## Objective:
Return the records exactly as they are.

## Entries from a dataset:
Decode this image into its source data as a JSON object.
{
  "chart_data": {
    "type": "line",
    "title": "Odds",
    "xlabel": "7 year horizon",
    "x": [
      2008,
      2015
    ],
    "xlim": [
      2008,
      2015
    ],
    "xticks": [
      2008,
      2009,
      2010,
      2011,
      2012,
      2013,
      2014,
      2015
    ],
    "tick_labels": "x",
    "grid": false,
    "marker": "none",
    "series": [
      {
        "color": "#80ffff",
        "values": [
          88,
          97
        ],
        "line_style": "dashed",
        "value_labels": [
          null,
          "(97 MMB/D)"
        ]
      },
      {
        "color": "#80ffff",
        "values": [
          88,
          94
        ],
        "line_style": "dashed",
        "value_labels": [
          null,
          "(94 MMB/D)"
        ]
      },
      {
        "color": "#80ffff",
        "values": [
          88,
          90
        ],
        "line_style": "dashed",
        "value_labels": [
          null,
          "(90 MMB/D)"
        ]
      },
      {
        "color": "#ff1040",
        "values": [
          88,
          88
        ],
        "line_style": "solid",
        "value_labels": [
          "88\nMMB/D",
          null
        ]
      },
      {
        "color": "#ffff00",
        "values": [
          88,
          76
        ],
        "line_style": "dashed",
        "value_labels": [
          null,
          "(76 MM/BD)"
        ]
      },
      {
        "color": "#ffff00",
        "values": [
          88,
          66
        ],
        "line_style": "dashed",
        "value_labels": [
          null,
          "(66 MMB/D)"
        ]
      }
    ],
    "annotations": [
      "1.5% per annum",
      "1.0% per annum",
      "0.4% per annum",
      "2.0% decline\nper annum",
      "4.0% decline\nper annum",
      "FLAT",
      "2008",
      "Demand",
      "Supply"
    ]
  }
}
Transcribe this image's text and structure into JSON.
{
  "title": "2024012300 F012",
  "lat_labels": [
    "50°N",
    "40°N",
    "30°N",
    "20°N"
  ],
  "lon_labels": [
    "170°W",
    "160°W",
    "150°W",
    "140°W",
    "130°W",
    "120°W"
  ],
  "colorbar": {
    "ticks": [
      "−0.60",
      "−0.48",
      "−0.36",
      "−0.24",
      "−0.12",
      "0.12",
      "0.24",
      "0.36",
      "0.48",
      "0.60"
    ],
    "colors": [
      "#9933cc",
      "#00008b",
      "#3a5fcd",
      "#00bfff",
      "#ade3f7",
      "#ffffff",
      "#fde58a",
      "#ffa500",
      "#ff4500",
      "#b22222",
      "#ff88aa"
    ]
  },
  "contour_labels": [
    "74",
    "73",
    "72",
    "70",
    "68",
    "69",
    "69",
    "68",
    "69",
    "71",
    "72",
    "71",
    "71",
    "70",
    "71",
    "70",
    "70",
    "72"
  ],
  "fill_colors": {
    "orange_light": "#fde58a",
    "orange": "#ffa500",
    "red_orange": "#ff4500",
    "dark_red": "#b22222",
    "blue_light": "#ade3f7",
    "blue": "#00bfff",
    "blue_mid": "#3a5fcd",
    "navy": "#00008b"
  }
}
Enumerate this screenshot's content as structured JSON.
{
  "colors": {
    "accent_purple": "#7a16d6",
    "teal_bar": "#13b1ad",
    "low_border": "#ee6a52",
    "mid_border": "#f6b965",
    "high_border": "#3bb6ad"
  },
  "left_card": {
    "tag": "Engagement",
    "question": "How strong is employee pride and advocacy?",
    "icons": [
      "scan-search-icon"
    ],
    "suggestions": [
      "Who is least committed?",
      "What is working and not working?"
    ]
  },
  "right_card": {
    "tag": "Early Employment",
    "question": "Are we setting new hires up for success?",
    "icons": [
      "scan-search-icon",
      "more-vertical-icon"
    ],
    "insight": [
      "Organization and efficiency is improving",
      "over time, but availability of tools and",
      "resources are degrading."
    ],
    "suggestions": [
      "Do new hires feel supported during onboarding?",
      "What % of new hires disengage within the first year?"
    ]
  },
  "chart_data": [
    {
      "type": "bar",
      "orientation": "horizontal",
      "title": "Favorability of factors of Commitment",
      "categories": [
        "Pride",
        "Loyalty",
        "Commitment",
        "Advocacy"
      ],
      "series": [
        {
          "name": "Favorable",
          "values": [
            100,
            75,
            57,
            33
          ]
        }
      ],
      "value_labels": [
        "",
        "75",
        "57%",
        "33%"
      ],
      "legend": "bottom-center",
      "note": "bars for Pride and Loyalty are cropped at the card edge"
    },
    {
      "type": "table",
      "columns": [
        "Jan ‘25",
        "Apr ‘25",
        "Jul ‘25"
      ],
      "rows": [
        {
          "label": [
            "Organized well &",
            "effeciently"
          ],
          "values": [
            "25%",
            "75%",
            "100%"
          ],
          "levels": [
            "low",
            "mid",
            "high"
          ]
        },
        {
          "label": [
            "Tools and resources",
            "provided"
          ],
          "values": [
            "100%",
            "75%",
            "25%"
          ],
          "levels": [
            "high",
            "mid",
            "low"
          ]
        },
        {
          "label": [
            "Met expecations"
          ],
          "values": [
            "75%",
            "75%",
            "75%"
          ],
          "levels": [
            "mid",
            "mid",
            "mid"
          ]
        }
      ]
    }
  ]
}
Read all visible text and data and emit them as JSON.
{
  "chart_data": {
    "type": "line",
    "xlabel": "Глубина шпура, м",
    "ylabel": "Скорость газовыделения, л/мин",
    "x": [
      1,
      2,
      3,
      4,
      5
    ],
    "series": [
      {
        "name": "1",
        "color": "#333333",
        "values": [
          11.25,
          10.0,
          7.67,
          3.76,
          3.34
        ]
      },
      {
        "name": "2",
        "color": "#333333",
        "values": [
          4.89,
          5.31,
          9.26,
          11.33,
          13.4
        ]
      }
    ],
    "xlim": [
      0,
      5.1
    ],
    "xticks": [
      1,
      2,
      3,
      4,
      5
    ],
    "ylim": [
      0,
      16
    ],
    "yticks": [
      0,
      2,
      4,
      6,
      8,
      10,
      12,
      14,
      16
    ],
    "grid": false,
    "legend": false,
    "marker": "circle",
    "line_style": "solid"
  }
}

## Solution to this task:
Decode this image into its source data as a JSON object.
{
  "chart_data": {
    "type": "line",
    "title": "Odds",
    "xlabel": "7 year horizon",
    "x": [
      2008,
      2015
    ],
    "xlim": [
      2008,
      2015
    ],
    "xticks": [
      2008,
      2009,
      2010,
      2011,
      2012,
      2013,
      2014,
      2015
    ],
    "tick_labels": "x",
    "grid": false,
    "marker": "none",
    "series": [
      {
        "color": "#80ffff",
        "values": [
          88,
          97
        ],
        "line_style": "dashed",
        "value_labels": [
          null,
          "(97 MMB/D)"
        ]
      },
      {
        "color": "#80ffff",
        "values": [
          88,
          94
        ],
        "line_style": "dashed",
        "value_labels": [
          null,
          "(94 MMB/D)"
        ]
      },
      {
        "color": "#80ffff",
        "values": [
          88,
          90
        ],
        "line_style": "dashed",
        "value_labels": [
          null,
          "(90 MMB/D)"
        ]
      },
      {
        "color": "#ff1040",
        "values": [
          88,
          88
        ],
        "line_style": "solid",
        "value_labels": [
          "88\nMMB/D",
          null
        ]
      },
      {
        "color": "#ffff00",
        "values": [
          88,
          76
        ],
        "line_style": "dashed",
        "value_labels": [
          null,
          "(76 MM/BD)"
        ]
      },
      {
        "color": "#ffff00",
        "values": [
          88,
          66
        ],
        "line_style": "dashed",
        "value_labels": [
          null,
          "(66 MMB/D)"
        ]
      }
    ],
    "annotations": [
      "1.5% per annum",
      "1.0% per annum",
      "0.4% per annum",
      "2.0% decline\nper annum",
      "4.0% decline\nper annum",
      "FLAT",
      "2008",
      "Demand",
      "Supply"
    ]
  }
}
Transcribe this image's text and structure into JSON.
{
  "title": "2024012300 F012",
  "lat_labels": [
    "50°N",
    "40°N",
    "30°N",
    "20°N"
  ],
  "lon_labels": [
    "170°W",
    "160°W",
    "150°W",
    "140°W",
    "130°W",
    "120°W"
  ],
  "colorbar": {
    "ticks": [
      "−0.60",
      "−0.48",
      "−0.36",
      "−0.24",
      "−0.12",
      "0.12",
      "0.24",
      "0.36",
      "0.48",
      "0.60"
    ],
    "colors": [
      "#9933cc",
      "#00008b",
      "#3a5fcd",
      "#00bfff",
      "#ade3f7",
      "#ffffff",
      "#fde58a",
      "#ffa500",
      "#ff4500",
      "#b22222",
      "#ff88aa"
    ]
  },
  "contour_labels": [
    "74",
    "73",
    "72",
    "70",
    "68",
    "69",
    "69",
    "68",
    "69",
    "71",
    "72",
    "71",
    "71",
    "70",
    "71",
    "70",
    "70",
    "72"
  ],
  "fill_colors": {
    "orange_light": "#fde58a",
    "orange": "#ffa500",
    "red_orange": "#ff4500",
    "dark_red": "#b22222",
    "blue_light": "#ade3f7",
    "blue": "#00bfff",
    "blue_mid": "#3a5fcd",
    "navy": "#00008b"
  }
}
Enumerate this screenshot's content as structured JSON.
{
  "colors": {
    "accent_purple": "#7a16d6",
    "teal_bar": "#13b1ad",
    "low_border": "#ee6a52",
    "mid_border": "#f6b965",
    "high_border": "#3bb6ad"
  },
  "left_card": {
    "tag": "Engagement",
    "question": "How strong is employee pride and advocacy?",
    "icons": [
      "scan-search-icon"
    ],
    "suggestions": [
      "Who is least committed?",
      "What is working and not working?"
    ]
  },
  "right_card": {
    "tag": "Early Employment",
    "question": "Are we setting new hires up for success?",
    "icons": [
      "scan-search-icon",
      "more-vertical-icon"
    ],
    "insight": [
      "Organization and efficiency is improving",
      "over time, but availability of tools and",
      "resources are degrading."
    ],
    "suggestions": [
      "Do new hires feel supported during onboarding?",
      "What % of new hires disengage within the first year?"
    ]
  },
  "chart_data": [
    {
      "type": "bar",
      "orientation": "horizontal",
      "title": "Favorability of factors of Commitment",
      "categories": [
        "Pride",
        "Loyalty",
        "Commitment",
        "Advocacy"
      ],
      "series": [
        {
          "name": "Favorable",
          "values": [
            100,
            75,
            57,
            33
          ]
        }
      ],
      "value_labels": [
        "",
        "75",
        "57%",
        "33%"
      ],
      "legend": "bottom-center",
      "note": "bars for Pride and Loyalty are cropped at the card edge"
    },
    {
      "type": "table",
      "columns": [
        "Jan ‘25",
        "Apr ‘25",
        "Jul ‘25"
      ],
      "rows": [
        {
          "label": [
            "Organized well &",
            "effeciently"
          ],
          "values": [
            "25%",
            "75%",
            "100%"
          ],
          "levels": [
            "low",
            "mid",
            "high"
          ]
        },
        {
          "label": [
            "Tools and resources",
            "provided"
          ],
          "values": [
            "100%",
            "75%",
            "25%"
          ],
          "levels": [
            "high",
            "mid",
            "low"
          ]
        },
        {
          "label": [
            "Met expecations"
          ],
          "values": [
            "75%",
            "75%",
            "75%"
          ],
          "levels": [
            "mid",
            "mid",
            "mid"
          ]
        }
      ]
    }
  ]
}
Read all visible text and data and emit them as JSON.
{
  "chart_data": {
    "type": "line",
    "xlabel": "Глубина шпура, м",
    "ylabel": "Скорость газовыделения, л/мин",
    "x": [
      1,
      2,
      3,
      4,
      5
    ],
    "series": [
      {
        "name": "1",
        "color": "#333333",
        "values": [
          11.25,
          10.0,
          7.67,
          3.76,
          3.34
        ]
      },
      {
        "name": "2",
        "color": "#333333",
        "values": [
          4.89,
          5.31,
          9.26,
          11.33,
          13.4
        ]
      }
    ],
    "xlim": [
      0,
      5.1
    ],
    "xticks": [
      1,
      2,
      3,
      4,
      5
    ],
    "ylim": [
      0,
      16
    ],
    "yticks": [
      0,
      2,
      4,
      6,
      8,
      10,
      12,
      14,
      16
    ],
    "grid": false,
    "legend": false,
    "marker": "circle",
    "line_style": "solid"
  }
}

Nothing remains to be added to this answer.